[Stored entries]
============

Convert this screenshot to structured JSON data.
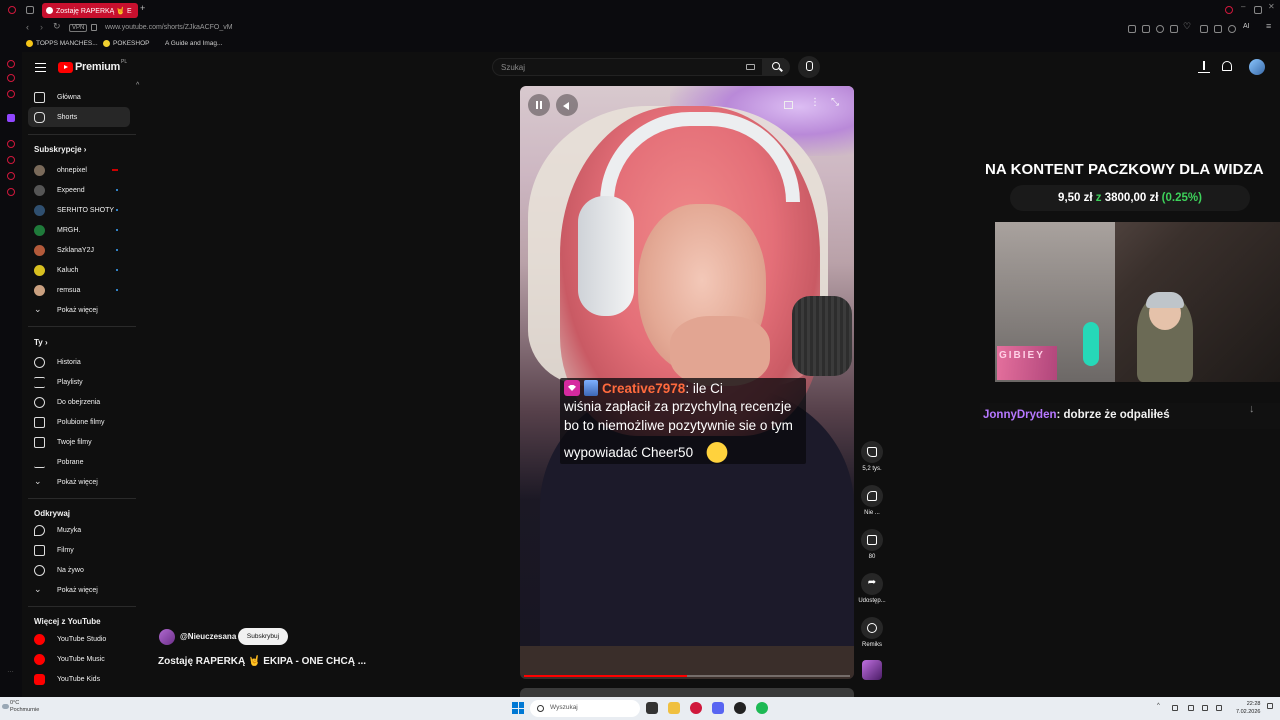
{
  "browser": {
    "tab_title": "Zostaję RAPERKĄ 🤘 E",
    "vpn_label": "VPN",
    "url": "www.youtube.com/shorts/ZJkaACFO_vM",
    "ai_label": "AI",
    "bookmarks": [
      {
        "label": "TOPPS MANCHES...",
        "color": "#f5c518"
      },
      {
        "label": "POKESHOP",
        "color": "#f0d030"
      },
      {
        "label": "A Guide and Imag...",
        "color": "#888888"
      }
    ]
  },
  "header": {
    "logo_text": "Premium",
    "logo_region": "PL",
    "search_placeholder": "Szukaj"
  },
  "nav": {
    "home": "Główna",
    "shorts": "Shorts",
    "subscriptions_title": "Subskrypcje",
    "subscriptions": [
      {
        "name": "ohnepixel",
        "color": "#7a6a5a",
        "status": "live"
      },
      {
        "name": "Expeend",
        "color": "#555555",
        "status": "new"
      },
      {
        "name": "SERHITO SHOTY",
        "color": "#2f4f6f",
        "status": "new"
      },
      {
        "name": "MRGH.",
        "color": "#1f7a3a",
        "status": "new"
      },
      {
        "name": "SzklanaY2J",
        "color": "#b35a3a",
        "status": "new"
      },
      {
        "name": "Kaluch",
        "color": "#d8c020",
        "status": "new"
      },
      {
        "name": "remsua",
        "color": "#caa080",
        "status": "new"
      }
    ],
    "show_more": "Pokaż więcej",
    "you_title": "Ty",
    "you_items": [
      "Historia",
      "Playlisty",
      "Do obejrzenia",
      "Polubione filmy",
      "Twoje filmy",
      "Pobrane",
      "Pokaż więcej"
    ],
    "explore_title": "Odkrywaj",
    "explore_items": [
      "Muzyka",
      "Filmy",
      "Na żywo",
      "Pokaż więcej"
    ],
    "more_title": "Więcej z YouTube",
    "more_items": [
      "YouTube Studio",
      "YouTube Music",
      "YouTube Kids"
    ]
  },
  "video": {
    "chat_user": "Creative7978",
    "chat_lines": [
      ": ile Ci",
      "wiśnia zapłacił za przychylną recenzje",
      "bo to niemożliwe pozytywnie sie o tym",
      "wypowiadać Cheer50"
    ],
    "progress": 0.5,
    "channel": "@Nieuczesana",
    "subscribe_label": "Subskrybuj",
    "title": "Zostaję RAPERKĄ 🤘 EKIPA - ONE CHCĄ ..."
  },
  "actions": {
    "likes": "5,2 tys.",
    "dislike": "Nie ...",
    "comments": "80",
    "share": "Udostęp...",
    "remix": "Remiks"
  },
  "stream_overlay": {
    "title": "NA KONTENT PACZKOWY DLA WIDZA",
    "goal_current": "9,50 zł",
    "goal_sep": "z",
    "goal_target": "3800,00 zł",
    "goal_percent": "(0.25%)",
    "neon_sign": "GIBIEY",
    "chat_user": "JonnyDryden",
    "chat_message": ": dobrze że odpaliłeś"
  },
  "taskbar": {
    "temp": "0°C",
    "weather": "Pochmurnie",
    "search": "Wyszukaj",
    "time": "22:28",
    "date": "7.02.2026"
  }
}
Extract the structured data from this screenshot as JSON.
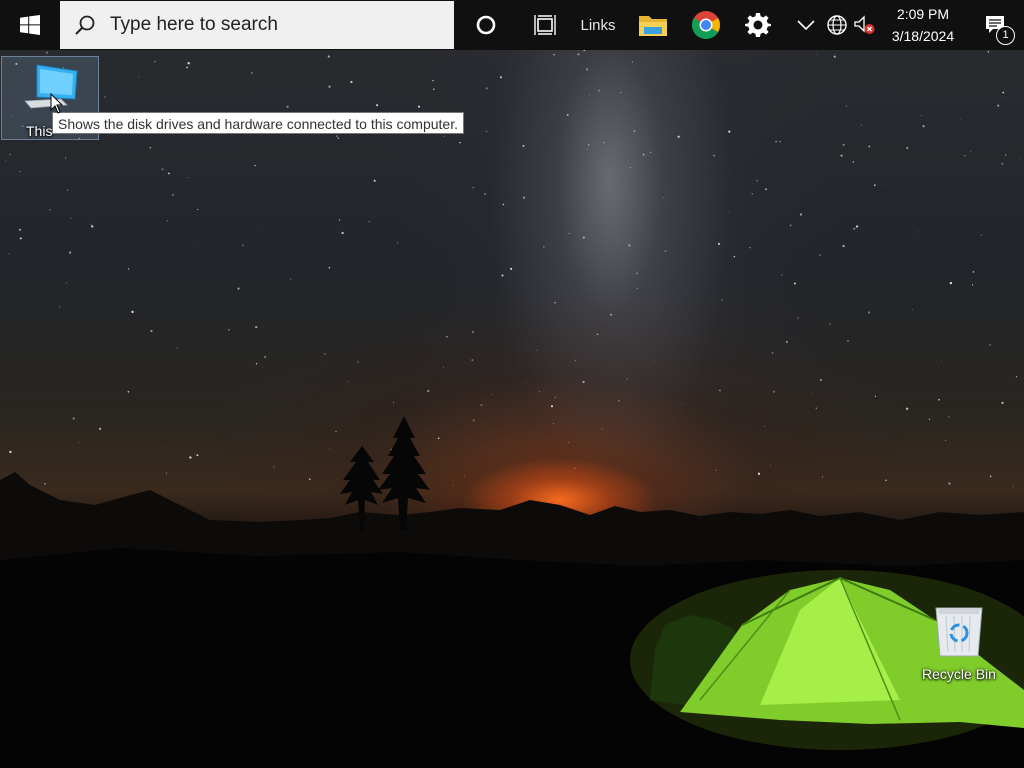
{
  "taskbar": {
    "search": {
      "placeholder": "Type here to search"
    },
    "links_label": "Links",
    "clock": {
      "time": "2:09 PM",
      "date": "3/18/2024"
    },
    "notifications_count": "1"
  },
  "desktop": {
    "icons": [
      {
        "label": "This",
        "icon": "this-pc-icon"
      },
      {
        "label": "Recycle Bin",
        "icon": "recycle-bin-icon"
      }
    ],
    "tooltip": "Shows the disk drives and hardware connected to this computer."
  },
  "colors": {
    "taskbar_bg": "#101010",
    "search_bg": "#f0f0f0",
    "tent_green": "#8fe03a",
    "horizon_glow": "#ff6e1e"
  }
}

============

Make an exact copy of the records shown above, without the pictures.

RESULT OF THIS TASK:
Convert this screenshot to structured JSON data.
{
  "browser": {
    "tab_title": "Zostaję RAPERKĄ 🤘 E",
    "vpn_label": "VPN",
    "url": "www.youtube.com/shorts/ZJkaACFO_vM",
    "ai_label": "AI",
    "bookmarks": [
      {
        "label": "TOPPS MANCHES...",
        "color": "#f5c518"
      },
      {
        "label": "POKESHOP",
        "color": "#f0d030"
      },
      {
        "label": "A Guide and Imag...",
        "color": "#888888"
      }
    ]
  },
  "header": {
    "logo_text": "Premium",
    "logo_region": "PL",
    "search_placeholder": "Szukaj"
  },
  "nav": {
    "home": "Główna",
    "shorts": "Shorts",
    "subscriptions_title": "Subskrypcje",
    "subscriptions": [
      {
        "name": "ohnepixel",
        "color": "#7a6a5a",
        "status": "live"
      },
      {
        "name": "Expeend",
        "color": "#555555",
        "status": "new"
      },
      {
        "name": "SERHITO SHOTY",
        "color": "#2f4f6f",
        "status": "new"
      },
      {
        "name": "MRGH.",
        "color": "#1f7a3a",
        "status": "new"
      },
      {
        "name": "SzklanaY2J",
        "color": "#b35a3a",
        "status": "new"
      },
      {
        "name": "Kaluch",
        "color": "#d8c020",
        "status": "new"
      },
      {
        "name": "remsua",
        "color": "#caa080",
        "status": "new"
      }
    ],
    "show_more": "Pokaż więcej",
    "you_title": "Ty",
    "you_items": [
      "Historia",
      "Playlisty",
      "Do obejrzenia",
      "Polubione filmy",
      "Twoje filmy",
      "Pobrane",
      "Pokaż więcej"
    ],
    "explore_title": "Odkrywaj",
    "explore_items": [
      "Muzyka",
      "Filmy",
      "Na żywo",
      "Pokaż więcej"
    ],
    "more_title": "Więcej z YouTube",
    "more_items": [
      "YouTube Studio",
      "YouTube Music",
      "YouTube Kids"
    ]
  },
  "video": {
    "chat_user": "Creative7978",
    "chat_lines": [
      ": ile Ci",
      "wiśnia zapłacił za przychylną recenzje",
      "bo to niemożliwe pozytywnie sie o tym",
      "wypowiadać Cheer50"
    ],
    "progress": 0.5,
    "channel": "@Nieuczesana",
    "subscribe_label": "Subskrybuj",
    "title": "Zostaję RAPERKĄ 🤘 EKIPA - ONE CHCĄ ..."
  },
  "actions": {
    "likes": "5,2 tys.",
    "dislike": "Nie ...",
    "comments": "80",
    "share": "Udostęp...",
    "remix": "Remiks"
  },
  "stream_overlay": {
    "title": "NA KONTENT PACZKOWY DLA WIDZA",
    "goal_current": "9,50 zł",
    "goal_sep": "z",
    "goal_target": "3800,00 zł",
    "goal_percent": "(0.25%)",
    "neon_sign": "GIBIEY",
    "chat_user": "JonnyDryden",
    "chat_message": ": dobrze że odpaliłeś"
  },
  "taskbar": {
    "temp": "0°C",
    "weather": "Pochmurnie",
    "search": "Wyszukaj",
    "time": "22:28",
    "date": "7.02.2026"
  }
}
Extract the structured data from this screenshot as JSON.
{
  "taskbar": {
    "search": {
      "placeholder": "Type here to search"
    },
    "links_label": "Links",
    "clock": {
      "time": "2:09 PM",
      "date": "3/18/2024"
    },
    "notifications_count": "1"
  },
  "desktop": {
    "icons": [
      {
        "label": "This",
        "icon": "this-pc-icon"
      },
      {
        "label": "Recycle Bin",
        "icon": "recycle-bin-icon"
      }
    ],
    "tooltip": "Shows the disk drives and hardware connected to this computer."
  },
  "colors": {
    "taskbar_bg": "#101010",
    "search_bg": "#f0f0f0",
    "tent_green": "#8fe03a",
    "horizon_glow": "#ff6e1e"
  }
}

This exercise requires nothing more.